> [What the exercise asks]: Please reproduce all of the entries below word for word, line by line, in the same order.

> [Dataset records]:
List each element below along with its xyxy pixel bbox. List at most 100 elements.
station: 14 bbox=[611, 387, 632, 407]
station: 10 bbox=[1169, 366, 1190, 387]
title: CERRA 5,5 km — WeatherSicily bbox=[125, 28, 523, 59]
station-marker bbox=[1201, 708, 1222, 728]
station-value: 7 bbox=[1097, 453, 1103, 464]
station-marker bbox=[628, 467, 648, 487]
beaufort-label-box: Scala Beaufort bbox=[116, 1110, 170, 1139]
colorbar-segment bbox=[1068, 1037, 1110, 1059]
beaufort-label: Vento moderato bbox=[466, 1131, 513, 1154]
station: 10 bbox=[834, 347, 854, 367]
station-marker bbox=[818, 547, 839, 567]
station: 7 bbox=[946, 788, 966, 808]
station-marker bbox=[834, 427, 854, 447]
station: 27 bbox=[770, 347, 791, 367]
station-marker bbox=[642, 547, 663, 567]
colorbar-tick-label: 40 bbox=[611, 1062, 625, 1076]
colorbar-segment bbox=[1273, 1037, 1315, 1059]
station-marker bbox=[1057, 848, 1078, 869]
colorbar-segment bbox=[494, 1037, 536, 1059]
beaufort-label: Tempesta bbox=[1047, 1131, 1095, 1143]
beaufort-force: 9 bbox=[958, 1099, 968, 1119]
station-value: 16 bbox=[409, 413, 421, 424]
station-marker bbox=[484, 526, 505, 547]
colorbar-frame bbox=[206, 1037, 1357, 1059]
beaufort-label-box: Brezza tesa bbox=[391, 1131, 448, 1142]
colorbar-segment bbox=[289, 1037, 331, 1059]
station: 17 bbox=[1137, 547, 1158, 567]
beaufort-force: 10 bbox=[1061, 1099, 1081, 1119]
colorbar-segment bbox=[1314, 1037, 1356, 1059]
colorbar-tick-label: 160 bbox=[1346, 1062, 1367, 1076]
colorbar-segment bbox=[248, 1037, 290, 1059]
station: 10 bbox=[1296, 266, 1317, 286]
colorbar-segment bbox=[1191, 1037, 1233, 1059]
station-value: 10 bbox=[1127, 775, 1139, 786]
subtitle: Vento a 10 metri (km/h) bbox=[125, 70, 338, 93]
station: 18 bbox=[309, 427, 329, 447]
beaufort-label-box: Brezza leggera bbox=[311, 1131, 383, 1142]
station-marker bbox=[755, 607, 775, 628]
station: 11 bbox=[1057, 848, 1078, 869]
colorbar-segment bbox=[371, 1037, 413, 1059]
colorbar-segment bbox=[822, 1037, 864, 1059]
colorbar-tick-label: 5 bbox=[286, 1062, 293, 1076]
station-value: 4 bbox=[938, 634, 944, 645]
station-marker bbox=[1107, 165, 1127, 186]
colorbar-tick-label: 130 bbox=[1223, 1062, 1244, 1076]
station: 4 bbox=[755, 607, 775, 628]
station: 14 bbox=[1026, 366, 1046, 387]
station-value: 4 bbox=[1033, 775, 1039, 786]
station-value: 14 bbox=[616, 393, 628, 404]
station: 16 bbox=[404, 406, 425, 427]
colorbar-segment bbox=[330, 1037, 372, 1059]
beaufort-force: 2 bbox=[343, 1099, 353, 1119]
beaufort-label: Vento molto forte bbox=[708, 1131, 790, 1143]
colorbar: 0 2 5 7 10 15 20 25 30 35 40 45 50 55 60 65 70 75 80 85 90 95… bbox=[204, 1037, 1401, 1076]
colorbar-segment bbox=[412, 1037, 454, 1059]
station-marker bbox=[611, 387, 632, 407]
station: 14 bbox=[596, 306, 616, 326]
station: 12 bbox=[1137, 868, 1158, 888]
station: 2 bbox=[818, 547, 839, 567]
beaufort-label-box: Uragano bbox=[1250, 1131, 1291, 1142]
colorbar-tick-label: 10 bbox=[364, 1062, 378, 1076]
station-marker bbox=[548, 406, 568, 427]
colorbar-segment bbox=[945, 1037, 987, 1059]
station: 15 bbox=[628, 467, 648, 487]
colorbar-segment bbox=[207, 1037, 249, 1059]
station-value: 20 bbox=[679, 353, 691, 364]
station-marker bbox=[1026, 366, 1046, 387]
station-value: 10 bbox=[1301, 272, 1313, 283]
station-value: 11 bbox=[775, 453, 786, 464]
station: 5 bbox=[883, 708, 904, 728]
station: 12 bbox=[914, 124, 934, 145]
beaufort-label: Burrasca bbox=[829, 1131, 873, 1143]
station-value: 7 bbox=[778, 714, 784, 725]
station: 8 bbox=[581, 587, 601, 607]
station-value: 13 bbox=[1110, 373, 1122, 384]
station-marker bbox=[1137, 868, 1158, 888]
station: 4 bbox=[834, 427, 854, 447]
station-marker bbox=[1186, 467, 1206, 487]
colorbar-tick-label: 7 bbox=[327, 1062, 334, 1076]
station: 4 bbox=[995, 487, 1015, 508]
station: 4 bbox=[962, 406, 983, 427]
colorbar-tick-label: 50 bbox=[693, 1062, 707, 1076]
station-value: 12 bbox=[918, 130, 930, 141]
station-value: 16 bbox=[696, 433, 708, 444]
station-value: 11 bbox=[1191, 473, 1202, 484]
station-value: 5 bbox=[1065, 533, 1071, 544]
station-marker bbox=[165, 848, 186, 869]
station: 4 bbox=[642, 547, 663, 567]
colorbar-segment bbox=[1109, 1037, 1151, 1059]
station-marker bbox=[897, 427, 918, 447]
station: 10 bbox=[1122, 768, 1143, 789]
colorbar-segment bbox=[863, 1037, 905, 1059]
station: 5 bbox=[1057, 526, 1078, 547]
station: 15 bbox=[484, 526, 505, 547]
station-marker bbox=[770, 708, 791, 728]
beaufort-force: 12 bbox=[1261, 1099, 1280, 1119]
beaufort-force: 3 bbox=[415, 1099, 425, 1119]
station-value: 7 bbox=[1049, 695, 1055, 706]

> [Exercise output]:
List each element below along with its xyxy pixel bbox. List at most 100 elements.
station: 14 bbox=[611, 387, 632, 407]
station: 10 bbox=[1169, 366, 1190, 387]
title: CERRA 5,5 km — WeatherSicily bbox=[125, 28, 523, 59]
station-marker bbox=[1201, 708, 1222, 728]
station-value: 7 bbox=[1097, 453, 1103, 464]
station-marker bbox=[628, 467, 648, 487]
beaufort-label-box: Scala Beaufort bbox=[116, 1110, 170, 1139]
colorbar-segment bbox=[1068, 1037, 1110, 1059]
beaufort-label: Vento moderato bbox=[466, 1131, 513, 1154]
station: 10 bbox=[834, 347, 854, 367]
station-marker bbox=[818, 547, 839, 567]
station: 7 bbox=[946, 788, 966, 808]
station-marker bbox=[834, 427, 854, 447]
station: 27 bbox=[770, 347, 791, 367]
station-marker bbox=[642, 547, 663, 567]
colorbar-tick-label: 40 bbox=[611, 1062, 625, 1076]
colorbar-segment bbox=[1273, 1037, 1315, 1059]
station-marker bbox=[1057, 848, 1078, 869]
colorbar-segment bbox=[494, 1037, 536, 1059]
beaufort-label: Tempesta bbox=[1047, 1131, 1095, 1143]
beaufort-force: 9 bbox=[958, 1099, 968, 1119]
station-value: 16 bbox=[409, 413, 421, 424]
station-marker bbox=[484, 526, 505, 547]
colorbar-frame bbox=[206, 1037, 1357, 1059]
beaufort-label-box: Brezza tesa bbox=[391, 1131, 448, 1142]
colorbar-segment bbox=[289, 1037, 331, 1059]
station: 17 bbox=[1137, 547, 1158, 567]
beaufort-force: 10 bbox=[1061, 1099, 1081, 1119]
colorbar-segment bbox=[1314, 1037, 1356, 1059]
colorbar-tick-label: 160 bbox=[1346, 1062, 1367, 1076]
colorbar-segment bbox=[248, 1037, 290, 1059]
station: 10 bbox=[1296, 266, 1317, 286]
colorbar-segment bbox=[1191, 1037, 1233, 1059]
station-value: 10 bbox=[1127, 775, 1139, 786]
subtitle: Vento a 10 metri (km/h) bbox=[125, 70, 338, 93]
station: 18 bbox=[309, 427, 329, 447]
beaufort-label-box: Brezza leggera bbox=[311, 1131, 383, 1142]
station-marker bbox=[755, 607, 775, 628]
station: 11 bbox=[1057, 848, 1078, 869]
colorbar-segment bbox=[371, 1037, 413, 1059]
colorbar-segment bbox=[822, 1037, 864, 1059]
colorbar-tick-label: 5 bbox=[286, 1062, 293, 1076]
station-value: 4 bbox=[938, 634, 944, 645]
station-marker bbox=[1107, 165, 1127, 186]
colorbar-tick-label: 130 bbox=[1223, 1062, 1244, 1076]
station: 4 bbox=[755, 607, 775, 628]
station: 14 bbox=[1026, 366, 1046, 387]
station-value: 4 bbox=[1033, 775, 1039, 786]
station-value: 14 bbox=[616, 393, 628, 404]
station: 16 bbox=[404, 406, 425, 427]
colorbar-segment bbox=[330, 1037, 372, 1059]
beaufort-force: 2 bbox=[343, 1099, 353, 1119]
beaufort-label: Vento molto forte bbox=[708, 1131, 790, 1143]
colorbar: 0 2 5 7 10 15 20 25 30 35 40 45 50 55 60 65 70 75 80 85 90 95… bbox=[204, 1037, 1401, 1076]
colorbar-segment bbox=[412, 1037, 454, 1059]
station-marker bbox=[611, 387, 632, 407]
station: 14 bbox=[596, 306, 616, 326]
station: 12 bbox=[1137, 868, 1158, 888]
station: 2 bbox=[818, 547, 839, 567]
beaufort-label-box: Uragano bbox=[1250, 1131, 1291, 1142]
colorbar-tick-label: 10 bbox=[364, 1062, 378, 1076]
station-marker bbox=[548, 406, 568, 427]
colorbar-segment bbox=[945, 1037, 987, 1059]
station: 15 bbox=[628, 467, 648, 487]
colorbar-segment bbox=[207, 1037, 249, 1059]
station-value: 20 bbox=[679, 353, 691, 364]
station-marker bbox=[1026, 366, 1046, 387]
station-value: 10 bbox=[1301, 272, 1313, 283]
station-value: 11 bbox=[775, 453, 786, 464]
station: 5 bbox=[883, 708, 904, 728]
station: 12 bbox=[914, 124, 934, 145]
beaufort-label: Burrasca bbox=[829, 1131, 873, 1143]
station-value: 7 bbox=[778, 714, 784, 725]
station: 8 bbox=[581, 587, 601, 607]
station-value: 13 bbox=[1110, 373, 1122, 384]
station-marker bbox=[1137, 868, 1158, 888]
station: 4 bbox=[834, 427, 854, 447]
station-marker bbox=[1186, 467, 1206, 487]
colorbar-tick-label: 7 bbox=[327, 1062, 334, 1076]
station: 4 bbox=[995, 487, 1015, 508]
station: 4 bbox=[962, 406, 983, 427]
colorbar-tick-label: 50 bbox=[693, 1062, 707, 1076]
station-value: 12 bbox=[918, 130, 930, 141]
station-value: 16 bbox=[696, 433, 708, 444]
station-value: 11 bbox=[1191, 473, 1202, 484]
station-value: 5 bbox=[1065, 533, 1071, 544]
station-marker bbox=[165, 848, 186, 869]
station: 4 bbox=[642, 547, 663, 567]
colorbar-segment bbox=[1109, 1037, 1151, 1059]
station-marker bbox=[897, 427, 918, 447]
station: 10 bbox=[1122, 768, 1143, 789]
colorbar-segment bbox=[863, 1037, 905, 1059]
station: 5 bbox=[1057, 526, 1078, 547]
station: 15 bbox=[484, 526, 505, 547]
station-marker bbox=[770, 708, 791, 728]
beaufort-force: 12 bbox=[1261, 1099, 1280, 1119]
beaufort-force: 3 bbox=[415, 1099, 425, 1119]
station-value: 7 bbox=[1049, 695, 1055, 706]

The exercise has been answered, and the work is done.